### Listed records
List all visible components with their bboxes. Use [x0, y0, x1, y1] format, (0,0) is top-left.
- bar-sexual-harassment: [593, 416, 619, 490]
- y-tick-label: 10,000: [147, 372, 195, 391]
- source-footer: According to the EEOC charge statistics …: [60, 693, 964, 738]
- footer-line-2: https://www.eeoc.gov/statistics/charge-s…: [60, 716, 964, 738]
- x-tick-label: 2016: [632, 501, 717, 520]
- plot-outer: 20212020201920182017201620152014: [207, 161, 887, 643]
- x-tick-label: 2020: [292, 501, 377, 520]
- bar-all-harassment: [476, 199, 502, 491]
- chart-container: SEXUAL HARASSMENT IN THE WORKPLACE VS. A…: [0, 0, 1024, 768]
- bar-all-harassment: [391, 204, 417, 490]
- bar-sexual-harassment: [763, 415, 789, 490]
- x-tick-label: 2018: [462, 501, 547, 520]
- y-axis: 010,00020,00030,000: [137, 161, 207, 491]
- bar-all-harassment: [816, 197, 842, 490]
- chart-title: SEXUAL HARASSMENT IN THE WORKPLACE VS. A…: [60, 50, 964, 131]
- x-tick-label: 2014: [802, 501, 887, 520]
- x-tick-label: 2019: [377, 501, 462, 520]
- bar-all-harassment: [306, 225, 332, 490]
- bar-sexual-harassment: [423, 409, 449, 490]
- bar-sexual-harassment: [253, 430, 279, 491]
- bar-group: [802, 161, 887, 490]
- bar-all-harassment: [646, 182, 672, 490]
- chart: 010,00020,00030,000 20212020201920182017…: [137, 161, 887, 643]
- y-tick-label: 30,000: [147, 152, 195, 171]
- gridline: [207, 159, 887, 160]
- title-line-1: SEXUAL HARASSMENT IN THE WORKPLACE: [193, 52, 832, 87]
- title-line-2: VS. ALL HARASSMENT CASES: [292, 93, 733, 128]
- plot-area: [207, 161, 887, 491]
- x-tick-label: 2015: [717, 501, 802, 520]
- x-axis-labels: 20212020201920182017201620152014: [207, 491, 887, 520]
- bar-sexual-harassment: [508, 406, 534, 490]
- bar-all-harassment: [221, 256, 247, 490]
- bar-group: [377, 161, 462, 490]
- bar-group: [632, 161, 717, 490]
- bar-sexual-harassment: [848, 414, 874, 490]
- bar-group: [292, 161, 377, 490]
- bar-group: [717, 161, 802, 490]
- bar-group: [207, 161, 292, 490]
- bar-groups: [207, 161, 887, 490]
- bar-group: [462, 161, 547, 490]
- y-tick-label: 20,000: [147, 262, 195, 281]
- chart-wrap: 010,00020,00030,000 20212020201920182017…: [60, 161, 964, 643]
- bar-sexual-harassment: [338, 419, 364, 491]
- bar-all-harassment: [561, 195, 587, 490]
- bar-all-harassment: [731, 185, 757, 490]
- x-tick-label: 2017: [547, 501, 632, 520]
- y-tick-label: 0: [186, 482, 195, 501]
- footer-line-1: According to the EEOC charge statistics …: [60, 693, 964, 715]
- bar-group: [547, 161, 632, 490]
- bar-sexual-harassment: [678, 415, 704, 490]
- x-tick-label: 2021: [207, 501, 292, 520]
######
### Listed records
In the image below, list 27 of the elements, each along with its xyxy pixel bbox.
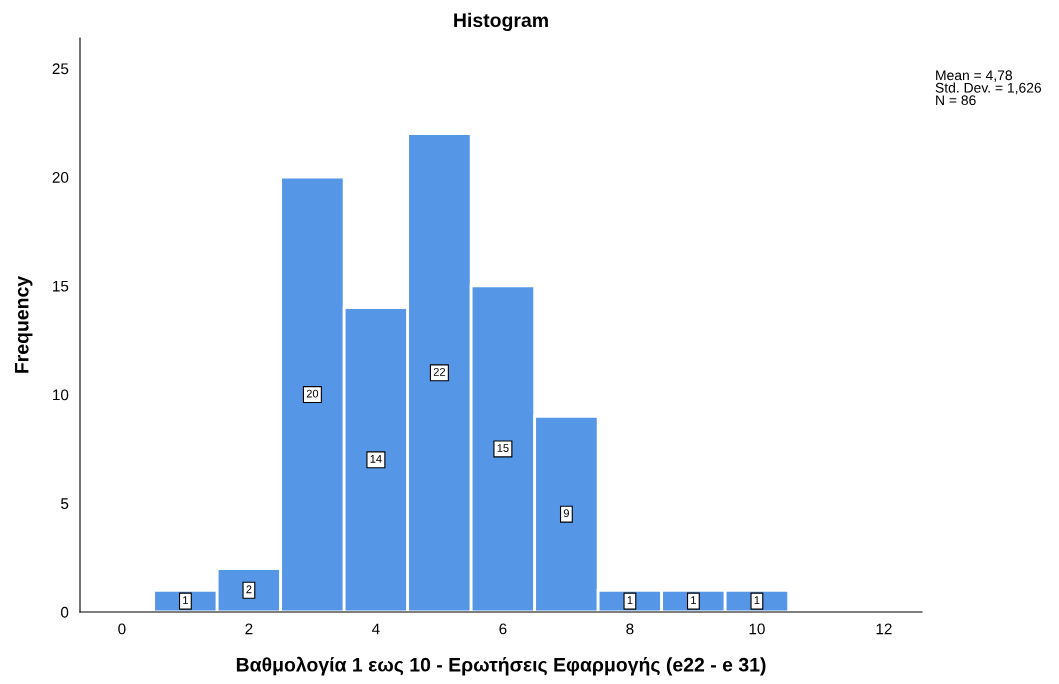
######
### Listed records
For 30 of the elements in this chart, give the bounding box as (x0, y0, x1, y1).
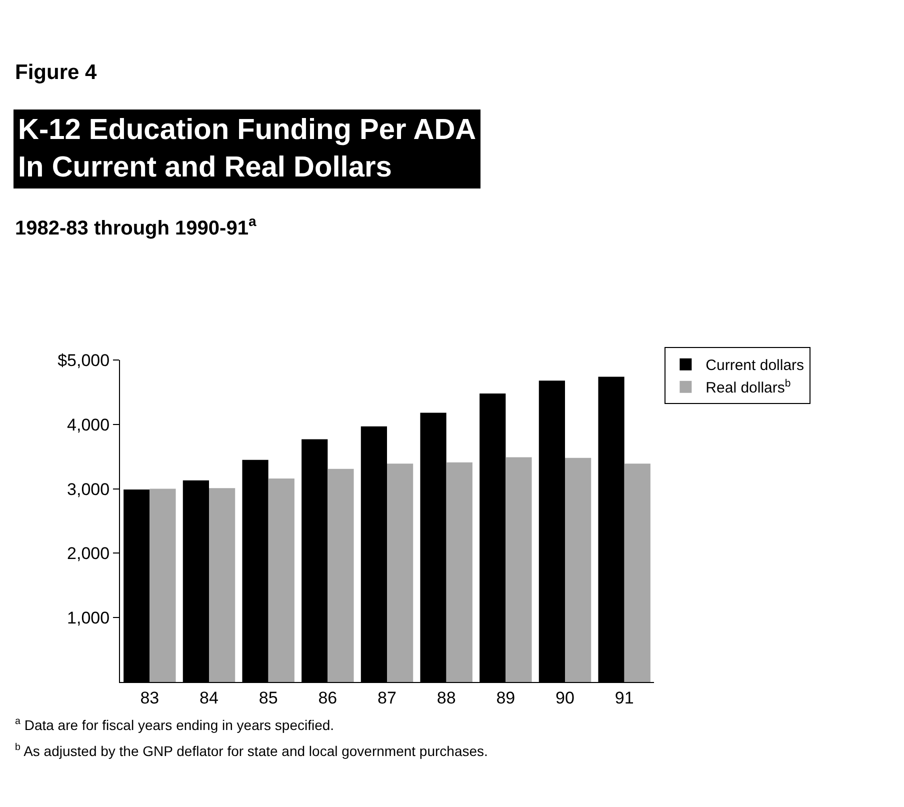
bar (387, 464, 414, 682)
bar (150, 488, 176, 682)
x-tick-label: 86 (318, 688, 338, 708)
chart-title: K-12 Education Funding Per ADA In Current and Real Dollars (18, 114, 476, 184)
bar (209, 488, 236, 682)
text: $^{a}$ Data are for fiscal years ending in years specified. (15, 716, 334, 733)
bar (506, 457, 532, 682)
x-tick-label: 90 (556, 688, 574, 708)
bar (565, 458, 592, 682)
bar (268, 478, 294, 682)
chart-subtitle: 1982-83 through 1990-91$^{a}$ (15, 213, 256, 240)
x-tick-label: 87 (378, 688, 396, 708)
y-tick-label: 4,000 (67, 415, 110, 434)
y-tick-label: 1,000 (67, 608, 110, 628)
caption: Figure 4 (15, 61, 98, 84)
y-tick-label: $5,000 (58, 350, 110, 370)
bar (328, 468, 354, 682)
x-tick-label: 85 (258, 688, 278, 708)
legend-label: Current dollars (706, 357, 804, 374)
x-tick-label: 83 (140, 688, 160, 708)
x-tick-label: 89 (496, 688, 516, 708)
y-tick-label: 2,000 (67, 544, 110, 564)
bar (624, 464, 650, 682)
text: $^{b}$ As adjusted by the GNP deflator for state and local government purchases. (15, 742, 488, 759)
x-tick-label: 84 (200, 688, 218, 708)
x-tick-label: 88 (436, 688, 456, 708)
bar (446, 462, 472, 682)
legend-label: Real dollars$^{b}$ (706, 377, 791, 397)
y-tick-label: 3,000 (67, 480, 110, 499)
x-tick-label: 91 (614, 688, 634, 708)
######
Requirement>
Copy the lines word for word, starting with the line containing "For 30 of the" and ending with the line containing "bar (328, 468, 354, 682)". Include both of those lines, and leave out any pictures.

Finished exercise>
For 30 of the elements in this chart, give the bounding box as (x0, y0, x1, y1).
bar (387, 464, 414, 682)
bar (150, 488, 176, 682)
x-tick-label: 86 (318, 688, 338, 708)
chart-title: K-12 Education Funding Per ADA In Current and Real Dollars (18, 114, 476, 184)
bar (209, 488, 236, 682)
text: $^{a}$ Data are for fiscal years ending in years specified. (15, 716, 334, 733)
bar (506, 457, 532, 682)
x-tick-label: 90 (556, 688, 574, 708)
bar (565, 458, 592, 682)
bar (268, 478, 294, 682)
chart-subtitle: 1982-83 through 1990-91$^{a}$ (15, 213, 256, 240)
x-tick-label: 87 (378, 688, 396, 708)
y-tick-label: 4,000 (67, 415, 110, 434)
y-tick-label: 1,000 (67, 608, 110, 628)
caption: Figure 4 (15, 61, 98, 84)
y-tick-label: $5,000 (58, 350, 110, 370)
bar (328, 468, 354, 682)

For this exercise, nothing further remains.